[Stored items from a collection]
----
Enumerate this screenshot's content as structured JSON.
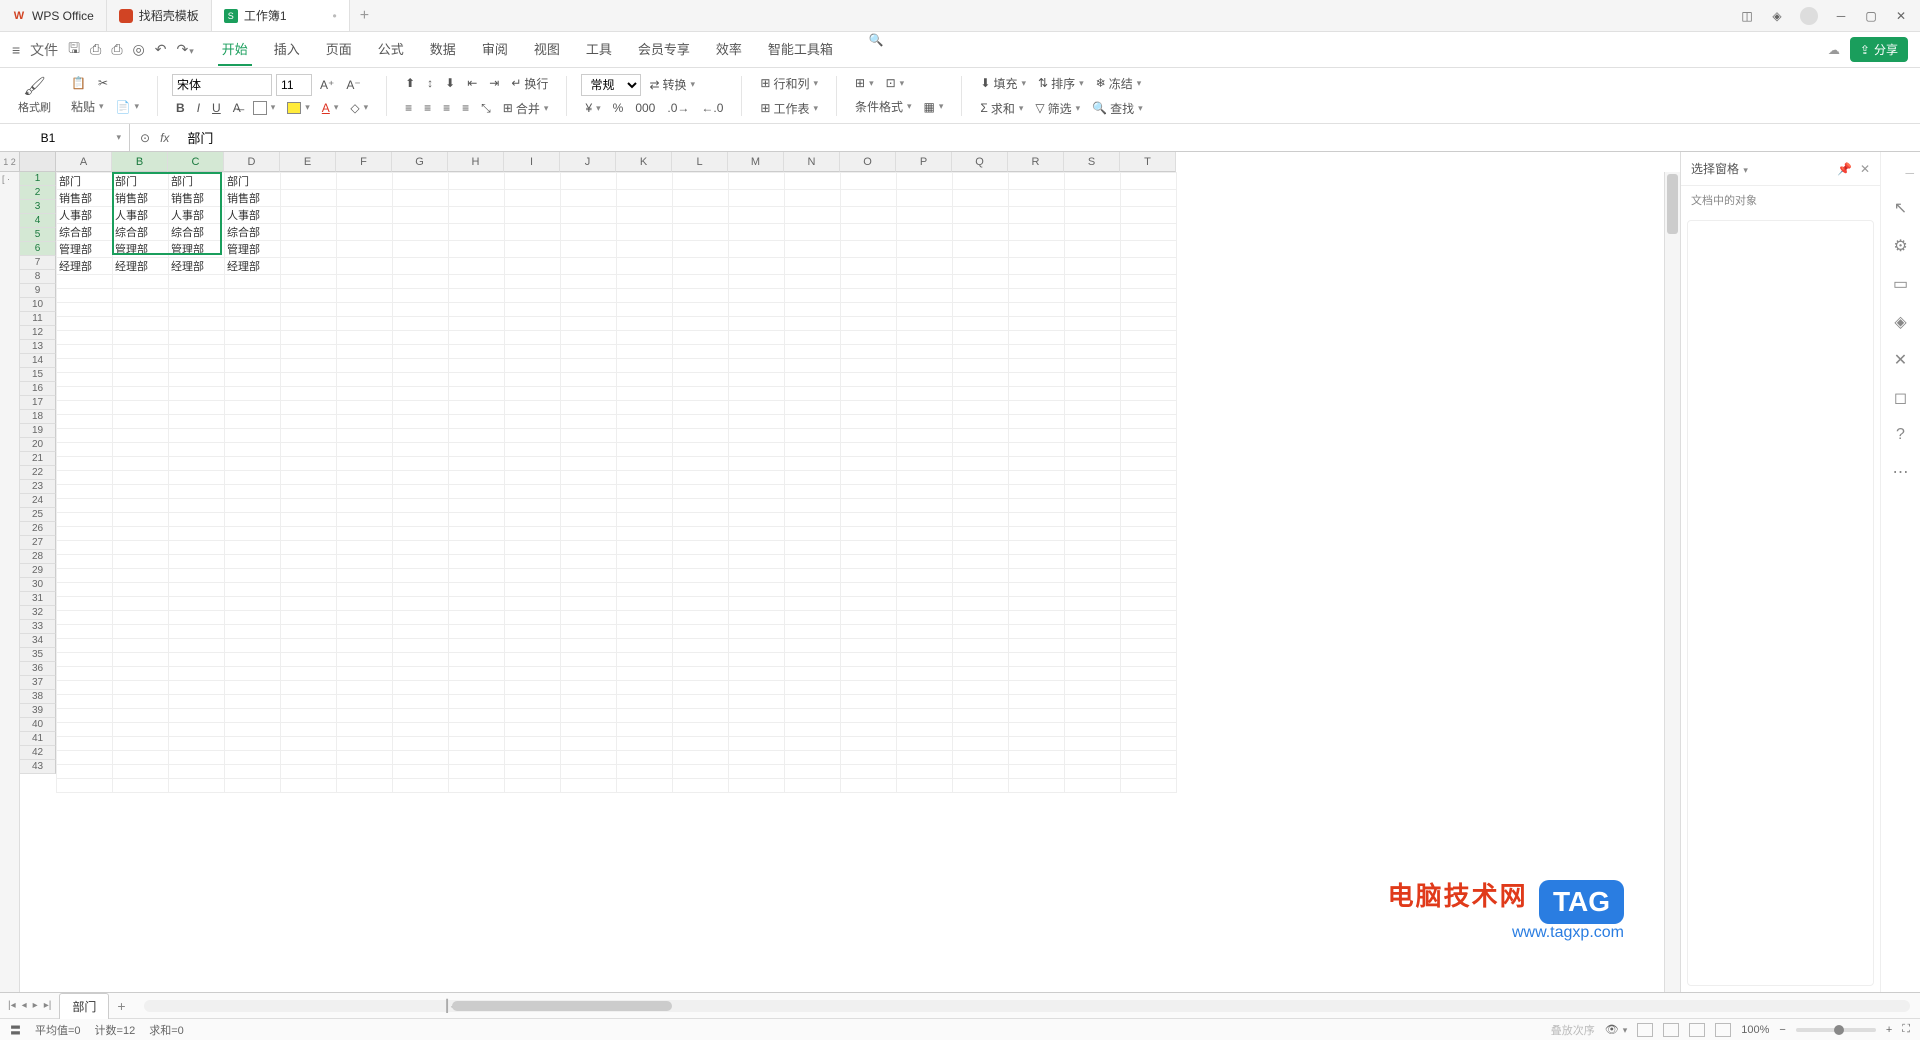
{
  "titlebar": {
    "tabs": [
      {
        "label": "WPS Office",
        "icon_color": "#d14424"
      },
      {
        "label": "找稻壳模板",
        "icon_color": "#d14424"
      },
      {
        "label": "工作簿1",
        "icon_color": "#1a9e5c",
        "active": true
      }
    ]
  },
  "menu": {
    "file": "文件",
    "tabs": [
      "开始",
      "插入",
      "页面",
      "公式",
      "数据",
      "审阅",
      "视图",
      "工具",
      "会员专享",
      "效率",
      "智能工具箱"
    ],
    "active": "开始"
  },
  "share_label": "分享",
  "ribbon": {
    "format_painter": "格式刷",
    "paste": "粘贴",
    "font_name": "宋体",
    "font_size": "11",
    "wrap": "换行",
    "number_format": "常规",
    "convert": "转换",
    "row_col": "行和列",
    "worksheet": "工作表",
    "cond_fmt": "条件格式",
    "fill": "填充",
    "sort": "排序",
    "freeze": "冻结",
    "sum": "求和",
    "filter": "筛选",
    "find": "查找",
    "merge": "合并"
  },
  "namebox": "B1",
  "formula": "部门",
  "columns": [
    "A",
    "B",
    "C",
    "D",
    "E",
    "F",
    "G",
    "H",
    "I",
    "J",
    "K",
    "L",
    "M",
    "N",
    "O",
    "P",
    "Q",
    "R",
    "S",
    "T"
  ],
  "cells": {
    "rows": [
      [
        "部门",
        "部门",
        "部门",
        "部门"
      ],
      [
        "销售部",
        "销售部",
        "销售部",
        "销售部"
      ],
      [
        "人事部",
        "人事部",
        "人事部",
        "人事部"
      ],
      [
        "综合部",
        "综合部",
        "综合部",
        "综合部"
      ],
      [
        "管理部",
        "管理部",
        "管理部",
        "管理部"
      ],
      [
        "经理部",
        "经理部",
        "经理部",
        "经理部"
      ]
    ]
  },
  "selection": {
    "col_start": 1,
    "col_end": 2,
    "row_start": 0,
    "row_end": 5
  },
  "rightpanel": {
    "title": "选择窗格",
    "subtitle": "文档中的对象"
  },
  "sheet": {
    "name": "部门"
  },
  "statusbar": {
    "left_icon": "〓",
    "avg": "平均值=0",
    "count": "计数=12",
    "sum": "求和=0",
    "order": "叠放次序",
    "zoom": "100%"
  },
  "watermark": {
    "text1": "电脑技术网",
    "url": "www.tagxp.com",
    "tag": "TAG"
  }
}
----
(Work required):
Print all entries exactly. The images do not belong in the copy.

(Task result):
Enumerate this screenshot's content as structured JSON.
{
  "titlebar": {
    "tabs": [
      {
        "label": "WPS Office",
        "icon_color": "#d14424"
      },
      {
        "label": "找稻壳模板",
        "icon_color": "#d14424"
      },
      {
        "label": "工作簿1",
        "icon_color": "#1a9e5c",
        "active": true
      }
    ]
  },
  "menu": {
    "file": "文件",
    "tabs": [
      "开始",
      "插入",
      "页面",
      "公式",
      "数据",
      "审阅",
      "视图",
      "工具",
      "会员专享",
      "效率",
      "智能工具箱"
    ],
    "active": "开始"
  },
  "share_label": "分享",
  "ribbon": {
    "format_painter": "格式刷",
    "paste": "粘贴",
    "font_name": "宋体",
    "font_size": "11",
    "wrap": "换行",
    "number_format": "常规",
    "convert": "转换",
    "row_col": "行和列",
    "worksheet": "工作表",
    "cond_fmt": "条件格式",
    "fill": "填充",
    "sort": "排序",
    "freeze": "冻结",
    "sum": "求和",
    "filter": "筛选",
    "find": "查找",
    "merge": "合并"
  },
  "namebox": "B1",
  "formula": "部门",
  "columns": [
    "A",
    "B",
    "C",
    "D",
    "E",
    "F",
    "G",
    "H",
    "I",
    "J",
    "K",
    "L",
    "M",
    "N",
    "O",
    "P",
    "Q",
    "R",
    "S",
    "T"
  ],
  "cells": {
    "rows": [
      [
        "部门",
        "部门",
        "部门",
        "部门"
      ],
      [
        "销售部",
        "销售部",
        "销售部",
        "销售部"
      ],
      [
        "人事部",
        "人事部",
        "人事部",
        "人事部"
      ],
      [
        "综合部",
        "综合部",
        "综合部",
        "综合部"
      ],
      [
        "管理部",
        "管理部",
        "管理部",
        "管理部"
      ],
      [
        "经理部",
        "经理部",
        "经理部",
        "经理部"
      ]
    ]
  },
  "selection": {
    "col_start": 1,
    "col_end": 2,
    "row_start": 0,
    "row_end": 5
  },
  "rightpanel": {
    "title": "选择窗格",
    "subtitle": "文档中的对象"
  },
  "sheet": {
    "name": "部门"
  },
  "statusbar": {
    "left_icon": "〓",
    "avg": "平均值=0",
    "count": "计数=12",
    "sum": "求和=0",
    "order": "叠放次序",
    "zoom": "100%"
  },
  "watermark": {
    "text1": "电脑技术网",
    "url": "www.tagxp.com",
    "tag": "TAG"
  }
}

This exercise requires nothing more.